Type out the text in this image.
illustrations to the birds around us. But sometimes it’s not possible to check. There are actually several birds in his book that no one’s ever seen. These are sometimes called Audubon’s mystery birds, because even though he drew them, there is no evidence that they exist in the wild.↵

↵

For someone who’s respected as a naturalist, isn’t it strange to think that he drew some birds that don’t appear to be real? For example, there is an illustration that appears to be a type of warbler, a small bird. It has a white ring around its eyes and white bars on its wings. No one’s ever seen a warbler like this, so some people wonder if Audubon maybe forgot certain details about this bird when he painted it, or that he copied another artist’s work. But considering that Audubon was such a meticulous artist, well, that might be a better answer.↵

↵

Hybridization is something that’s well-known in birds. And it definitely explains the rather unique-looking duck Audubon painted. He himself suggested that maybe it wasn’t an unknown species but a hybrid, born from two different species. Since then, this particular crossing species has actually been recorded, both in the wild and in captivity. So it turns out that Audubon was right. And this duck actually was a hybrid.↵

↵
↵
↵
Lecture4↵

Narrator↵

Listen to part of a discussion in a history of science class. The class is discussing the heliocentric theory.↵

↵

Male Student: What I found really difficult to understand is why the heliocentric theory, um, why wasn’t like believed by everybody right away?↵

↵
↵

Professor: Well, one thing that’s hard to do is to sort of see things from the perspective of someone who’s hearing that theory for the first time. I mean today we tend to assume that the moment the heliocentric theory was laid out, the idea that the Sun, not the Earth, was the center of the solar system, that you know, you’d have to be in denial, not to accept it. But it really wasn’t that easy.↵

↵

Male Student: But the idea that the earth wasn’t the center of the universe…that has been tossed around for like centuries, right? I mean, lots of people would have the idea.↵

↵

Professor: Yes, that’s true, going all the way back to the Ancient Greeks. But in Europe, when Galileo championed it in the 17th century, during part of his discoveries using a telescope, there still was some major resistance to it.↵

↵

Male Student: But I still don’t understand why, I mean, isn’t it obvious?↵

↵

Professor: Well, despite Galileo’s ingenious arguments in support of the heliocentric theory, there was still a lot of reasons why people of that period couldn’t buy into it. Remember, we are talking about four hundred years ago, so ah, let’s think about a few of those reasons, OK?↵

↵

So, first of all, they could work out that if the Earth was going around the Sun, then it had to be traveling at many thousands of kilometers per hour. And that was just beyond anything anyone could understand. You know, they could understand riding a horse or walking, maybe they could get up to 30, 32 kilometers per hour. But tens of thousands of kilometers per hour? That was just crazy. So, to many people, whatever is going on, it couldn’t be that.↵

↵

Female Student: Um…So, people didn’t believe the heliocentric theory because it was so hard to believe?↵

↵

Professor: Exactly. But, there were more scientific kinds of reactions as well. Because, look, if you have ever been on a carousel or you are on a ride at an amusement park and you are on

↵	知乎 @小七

··········

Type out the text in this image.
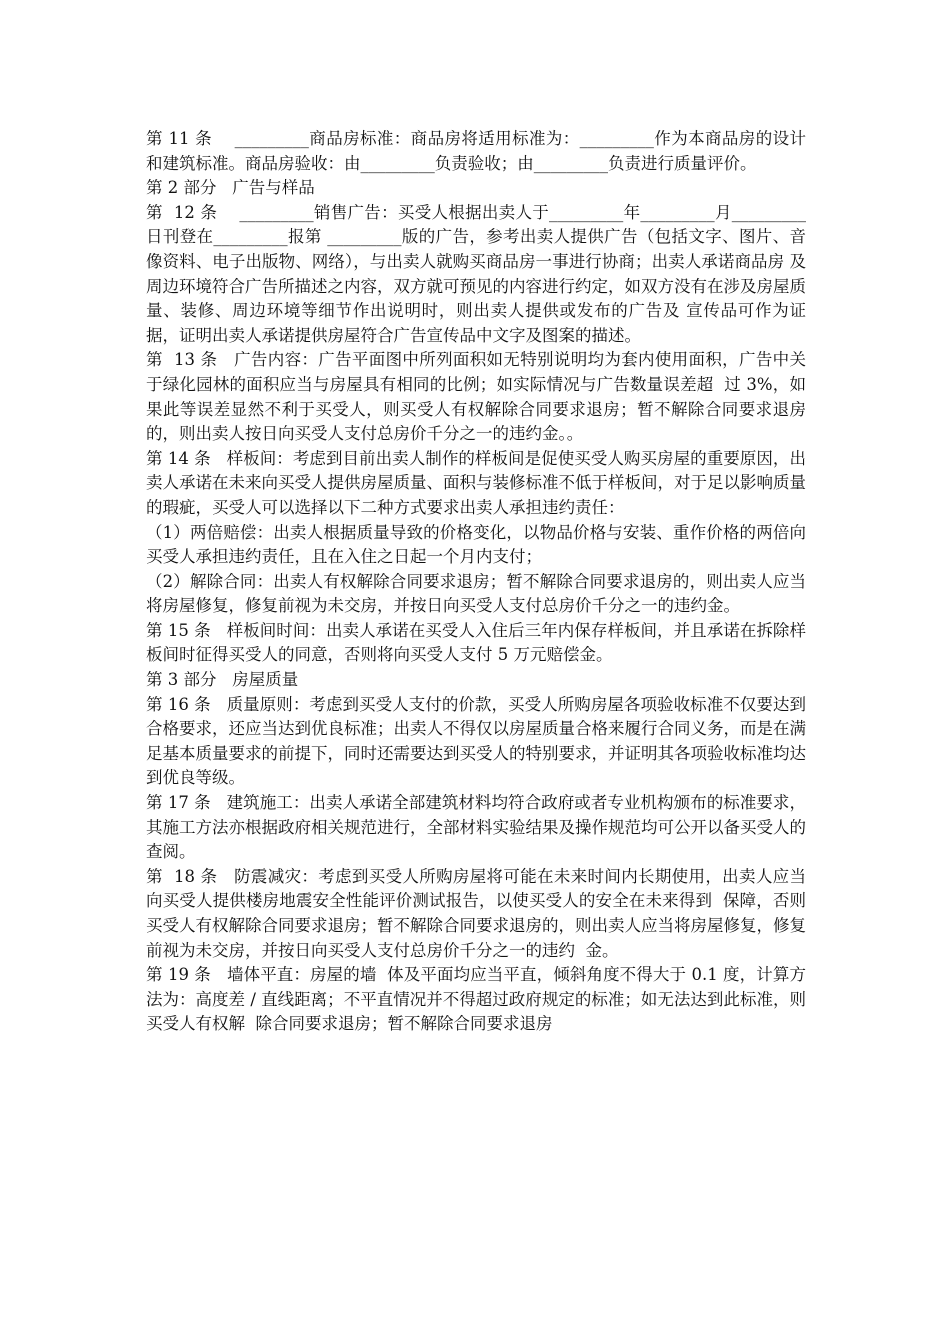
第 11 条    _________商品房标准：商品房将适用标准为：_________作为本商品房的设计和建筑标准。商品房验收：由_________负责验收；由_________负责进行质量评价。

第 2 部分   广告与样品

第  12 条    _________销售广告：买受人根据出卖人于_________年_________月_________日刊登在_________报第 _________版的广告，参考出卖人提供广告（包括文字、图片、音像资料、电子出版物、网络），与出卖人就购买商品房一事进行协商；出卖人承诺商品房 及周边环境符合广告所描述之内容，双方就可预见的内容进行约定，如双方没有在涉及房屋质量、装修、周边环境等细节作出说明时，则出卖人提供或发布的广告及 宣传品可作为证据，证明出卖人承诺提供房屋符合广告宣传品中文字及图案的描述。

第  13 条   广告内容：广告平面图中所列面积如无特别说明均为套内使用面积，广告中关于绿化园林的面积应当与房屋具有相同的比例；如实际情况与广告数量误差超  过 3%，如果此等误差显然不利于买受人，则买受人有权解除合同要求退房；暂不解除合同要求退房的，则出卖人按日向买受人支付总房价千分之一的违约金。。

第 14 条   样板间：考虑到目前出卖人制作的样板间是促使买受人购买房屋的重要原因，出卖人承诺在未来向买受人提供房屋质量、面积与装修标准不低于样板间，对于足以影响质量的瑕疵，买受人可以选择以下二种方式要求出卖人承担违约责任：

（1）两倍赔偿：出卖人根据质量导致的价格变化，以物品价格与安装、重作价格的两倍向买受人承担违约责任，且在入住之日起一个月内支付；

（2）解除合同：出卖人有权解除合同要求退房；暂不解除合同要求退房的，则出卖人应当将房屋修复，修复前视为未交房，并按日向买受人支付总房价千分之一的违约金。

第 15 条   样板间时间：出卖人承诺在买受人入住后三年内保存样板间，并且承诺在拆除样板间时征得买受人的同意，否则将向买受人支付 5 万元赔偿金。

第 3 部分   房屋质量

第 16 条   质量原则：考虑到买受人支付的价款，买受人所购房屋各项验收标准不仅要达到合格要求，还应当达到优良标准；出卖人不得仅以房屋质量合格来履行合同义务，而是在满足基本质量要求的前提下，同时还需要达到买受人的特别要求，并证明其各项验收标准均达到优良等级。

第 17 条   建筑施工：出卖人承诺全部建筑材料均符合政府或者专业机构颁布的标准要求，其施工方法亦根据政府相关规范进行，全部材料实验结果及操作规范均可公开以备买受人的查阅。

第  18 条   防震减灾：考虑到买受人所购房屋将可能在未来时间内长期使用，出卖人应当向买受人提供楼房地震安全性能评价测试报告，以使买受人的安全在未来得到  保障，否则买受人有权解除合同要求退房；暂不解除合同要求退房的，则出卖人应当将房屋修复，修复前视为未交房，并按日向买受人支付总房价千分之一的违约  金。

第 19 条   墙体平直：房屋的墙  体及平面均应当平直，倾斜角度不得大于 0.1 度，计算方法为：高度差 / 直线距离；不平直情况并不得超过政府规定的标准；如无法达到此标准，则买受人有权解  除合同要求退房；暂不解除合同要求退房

··········

# YOUR INSTRUCTIONS:
Extract each line from the entries above that contains the string "Galileo".

# RESPONSE FOR THIS EXERCISE:
Professor: Yes, that’s true, going all the way back to the Ancient Greeks. But in Europe, when Galileo championed it in the 17th century, during part of his discoveries using a telescope, there still was some major resistance to it.↵
Professor: Well, despite Galileo’s ingenious arguments in support of the heliocentric theory, there was still a lot of reasons why people of that period couldn’t buy into it. Remember, we are talking about four hundred years ago, so ah, let’s think about a few of those reasons, OK?↵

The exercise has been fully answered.